*Set problem*
Identify all lines in the listing that include the word "content", and copy them out.

--- Dataset records ---

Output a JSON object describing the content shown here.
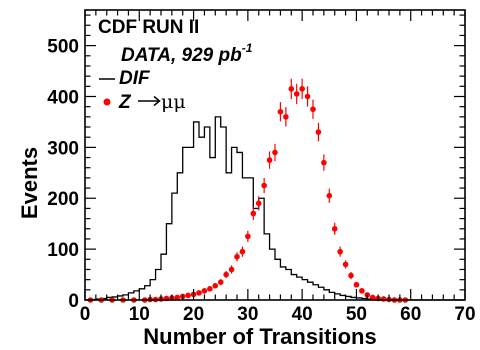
{
  "chart_data": {
    "type": "histogram",
    "title": "",
    "xlabel": "Number of Transitions",
    "ylabel": "Events",
    "xlim": [
      0,
      70
    ],
    "ylim": [
      0,
      570
    ],
    "x_ticks": [
      0,
      10,
      20,
      30,
      40,
      50,
      60,
      70
    ],
    "y_ticks": [
      0,
      100,
      200,
      300,
      400,
      500
    ],
    "grid": false,
    "annotations": {
      "experiment": "CDF RUN II",
      "dataset": "DATA, 929 pb",
      "dataset_sup": "-1",
      "legend_dif": "DIF",
      "legend_z_prefix": "Z",
      "legend_z_suffix": "μμ"
    },
    "series": [
      {
        "name": "DIF",
        "style": "step",
        "color": "#000000",
        "bin_width": 1,
        "x_start": 0,
        "values": [
          0,
          1,
          2,
          3,
          5,
          6,
          8,
          10,
          14,
          18,
          22,
          28,
          40,
          60,
          90,
          150,
          210,
          250,
          300,
          300,
          350,
          320,
          340,
          280,
          360,
          340,
          250,
          300,
          290,
          240,
          240,
          180,
          200,
          130,
          100,
          80,
          65,
          60,
          50,
          45,
          40,
          35,
          30,
          25,
          20,
          15,
          12,
          9,
          7,
          5,
          4,
          3,
          2,
          2,
          1,
          1,
          1,
          0,
          0,
          0,
          0,
          0,
          0,
          0,
          0,
          0,
          0,
          0,
          0,
          0
        ]
      },
      {
        "name": "Z→μμ",
        "style": "points",
        "color": "#ff0000",
        "x": [
          1,
          3,
          5,
          7,
          9,
          11,
          12,
          13,
          14,
          15,
          16,
          17,
          18,
          19,
          20,
          21,
          22,
          23,
          24,
          25,
          26,
          27,
          28,
          29,
          30,
          31,
          32,
          33,
          34,
          35,
          36,
          37,
          38,
          39,
          40,
          41,
          42,
          43,
          44,
          45,
          46,
          47,
          48,
          49,
          50,
          51,
          52,
          53,
          54,
          55,
          56,
          57,
          58,
          59
        ],
        "y": [
          0,
          0,
          0,
          0,
          0,
          0,
          1,
          1,
          2,
          3,
          4,
          5,
          7,
          9,
          11,
          14,
          18,
          22,
          28,
          35,
          50,
          60,
          85,
          95,
          125,
          170,
          190,
          225,
          275,
          290,
          370,
          360,
          415,
          405,
          415,
          400,
          375,
          330,
          270,
          205,
          140,
          95,
          70,
          48,
          30,
          18,
          10,
          5,
          3,
          2,
          1,
          0,
          0,
          0
        ],
        "errors": [
          0,
          0,
          0,
          0,
          0,
          0,
          1,
          1,
          1,
          2,
          2,
          2,
          3,
          3,
          3,
          4,
          4,
          5,
          5,
          6,
          7,
          8,
          9,
          10,
          11,
          13,
          14,
          15,
          17,
          17,
          19,
          19,
          20,
          20,
          20,
          20,
          19,
          18,
          16,
          14,
          12,
          10,
          8,
          7,
          5,
          4,
          3,
          2,
          2,
          1,
          1,
          0,
          0,
          0
        ]
      }
    ]
  }
}
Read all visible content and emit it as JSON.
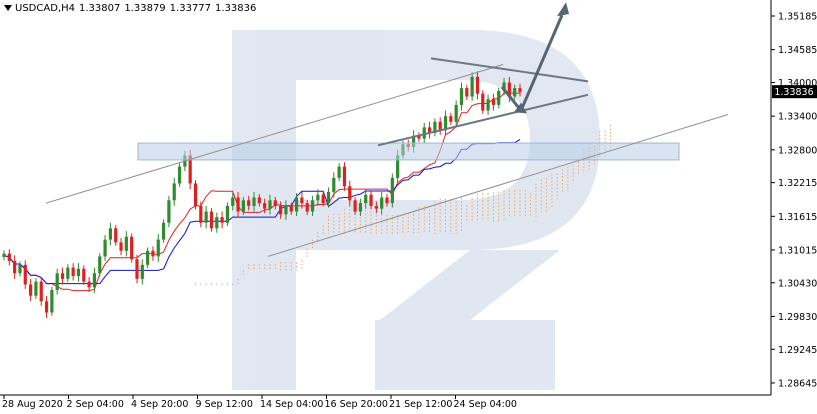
{
  "header": {
    "symbol": "USDCAD,H4",
    "ohlc": [
      "1.33807",
      "1.33879",
      "1.33777",
      "1.33836"
    ]
  },
  "colors": {
    "bull": "#2e8b2e",
    "bear": "#e02020",
    "tenkan": "#e02020",
    "kijun": "#1010d0",
    "kumo_a": "#f4a460",
    "kumo_b": "#c9a0dc",
    "channel": "#909090",
    "arrow": "#566573",
    "zone": "#b8cde6",
    "label_bg": "#000000"
  },
  "chart_data": {
    "type": "candlestick",
    "instrument": "USDCAD",
    "timeframe": "H4",
    "ylim": [
      1.2843,
      1.3547
    ],
    "current_price": "1.33836",
    "y_ticks": [
      "1.35185",
      "1.34585",
      "1.34000",
      "1.33400",
      "1.32800",
      "1.32215",
      "1.31615",
      "1.31015",
      "1.30430",
      "1.29830",
      "1.29245",
      "1.28645"
    ],
    "x_ticks": [
      "28 Aug 2020",
      "2 Sep 04:00",
      "4 Sep 20:00",
      "9 Sep 12:00",
      "14 Sep 04:00",
      "16 Sep 20:00",
      "21 Sep 12:00",
      "24 Sep 04:00"
    ],
    "candles": [
      {
        "c": 1.3095
      },
      {
        "c": 1.3082
      },
      {
        "c": 1.306
      },
      {
        "c": 1.3075
      },
      {
        "c": 1.304
      },
      {
        "c": 1.302
      },
      {
        "c": 1.3045
      },
      {
        "c": 1.301
      },
      {
        "c": 1.299
      },
      {
        "c": 1.303
      },
      {
        "c": 1.306
      },
      {
        "c": 1.305
      },
      {
        "c": 1.307
      },
      {
        "c": 1.3055
      },
      {
        "c": 1.3068
      },
      {
        "c": 1.3045
      },
      {
        "c": 1.3035
      },
      {
        "c": 1.306
      },
      {
        "c": 1.309
      },
      {
        "c": 1.312
      },
      {
        "c": 1.314
      },
      {
        "c": 1.3115
      },
      {
        "c": 1.31
      },
      {
        "c": 1.3125
      },
      {
        "c": 1.3085
      },
      {
        "c": 1.305
      },
      {
        "c": 1.3075
      },
      {
        "c": 1.31
      },
      {
        "c": 1.309
      },
      {
        "c": 1.312
      },
      {
        "c": 1.315
      },
      {
        "c": 1.319
      },
      {
        "c": 1.322
      },
      {
        "c": 1.325
      },
      {
        "c": 1.327
      },
      {
        "c": 1.322
      },
      {
        "c": 1.318
      },
      {
        "c": 1.315
      },
      {
        "c": 1.317
      },
      {
        "c": 1.314
      },
      {
        "c": 1.316
      },
      {
        "c": 1.315
      },
      {
        "c": 1.318
      },
      {
        "c": 1.3195
      },
      {
        "c": 1.317
      },
      {
        "c": 1.319
      },
      {
        "c": 1.318
      },
      {
        "c": 1.3195
      },
      {
        "c": 1.3185
      },
      {
        "c": 1.3175
      },
      {
        "c": 1.319
      },
      {
        "c": 1.318
      },
      {
        "c": 1.3165
      },
      {
        "c": 1.318
      },
      {
        "c": 1.317
      },
      {
        "c": 1.3195
      },
      {
        "c": 1.3185
      },
      {
        "c": 1.317
      },
      {
        "c": 1.319
      },
      {
        "c": 1.32
      },
      {
        "c": 1.3185
      },
      {
        "c": 1.3205
      },
      {
        "c": 1.323
      },
      {
        "c": 1.325
      },
      {
        "c": 1.3215
      },
      {
        "c": 1.319
      },
      {
        "c": 1.317
      },
      {
        "c": 1.3185
      },
      {
        "c": 1.32
      },
      {
        "c": 1.318
      },
      {
        "c": 1.3175
      },
      {
        "c": 1.3195
      },
      {
        "c": 1.3185
      },
      {
        "c": 1.323
      },
      {
        "c": 1.327
      },
      {
        "c": 1.329
      },
      {
        "c": 1.3285
      },
      {
        "c": 1.3305
      },
      {
        "c": 1.33
      },
      {
        "c": 1.332
      },
      {
        "c": 1.331
      },
      {
        "c": 1.333
      },
      {
        "c": 1.3315
      },
      {
        "c": 1.334
      },
      {
        "c": 1.333
      },
      {
        "c": 1.336
      },
      {
        "c": 1.339
      },
      {
        "c": 1.3375
      },
      {
        "c": 1.341
      },
      {
        "c": 1.338
      },
      {
        "c": 1.335
      },
      {
        "c": 1.337
      },
      {
        "c": 1.336
      },
      {
        "c": 1.3385
      },
      {
        "c": 1.34
      },
      {
        "c": 1.3375
      },
      {
        "c": 1.339
      },
      {
        "c": 1.3383
      }
    ]
  }
}
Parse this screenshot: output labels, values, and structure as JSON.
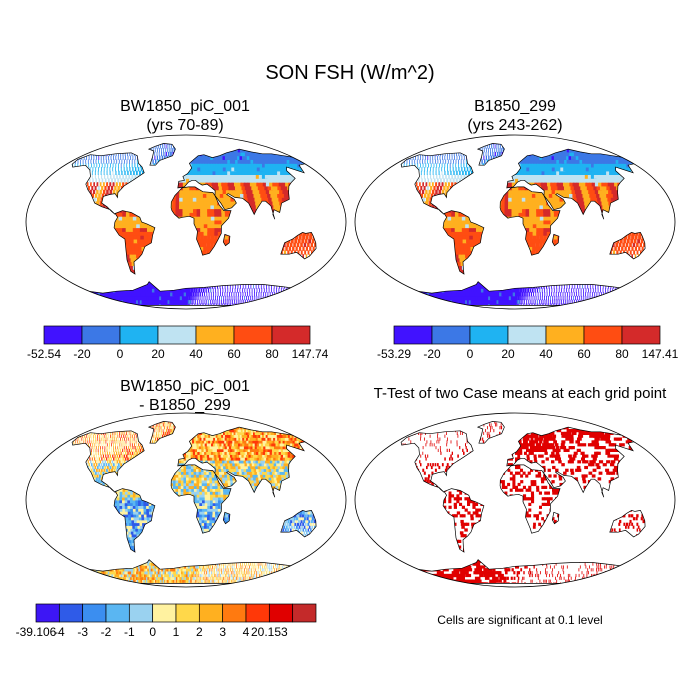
{
  "title": "SON FSH (W/m^2)",
  "colors": {
    "case_scale": [
      "#4112ff",
      "#3c78e6",
      "#1fb3f2",
      "#bfe3f2",
      "#ffb01f",
      "#ff4d12",
      "#d42a2a"
    ],
    "diff_scale": [
      "#3d16f5",
      "#2f5be8",
      "#3b8ef0",
      "#5ab6f2",
      "#9ad2f0",
      "#fff2a0",
      "#ffd84a",
      "#ffb020",
      "#ff7a10",
      "#ff3808",
      "#e00000",
      "#c42a2a"
    ],
    "significant": "#e00000",
    "land_outline": "#000000"
  },
  "panels": [
    {
      "id": "case1",
      "title_line1": "BW1850_piC_001",
      "title_line2": "(yrs 70-89)",
      "colorbar": {
        "labels": [
          "-52.54",
          "-20",
          "0",
          "20",
          "40",
          "60",
          "80",
          "147.74"
        ]
      }
    },
    {
      "id": "case2",
      "title_line1": "B1850_299",
      "title_line2": "(yrs 243-262)",
      "colorbar": {
        "labels": [
          "-53.29",
          "-20",
          "0",
          "20",
          "40",
          "60",
          "80",
          "147.41"
        ]
      }
    },
    {
      "id": "diff",
      "title_line1": "BW1850_piC_001",
      "title_line2": "- B1850_299",
      "colorbar": {
        "labels": [
          "-39.106",
          "-4",
          "-3",
          "-2",
          "-1",
          "0",
          "1",
          "2",
          "3",
          "4",
          "20.153"
        ]
      }
    },
    {
      "id": "ttest",
      "title_line1": "T-Test of two Case means at each grid point",
      "title_line2": "",
      "footnote": "Cells are significant at 0.1 level"
    }
  ]
}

---

*Expected output*
Output a JSON object describing the content shown here.
Read all visible content and emit it as JSON.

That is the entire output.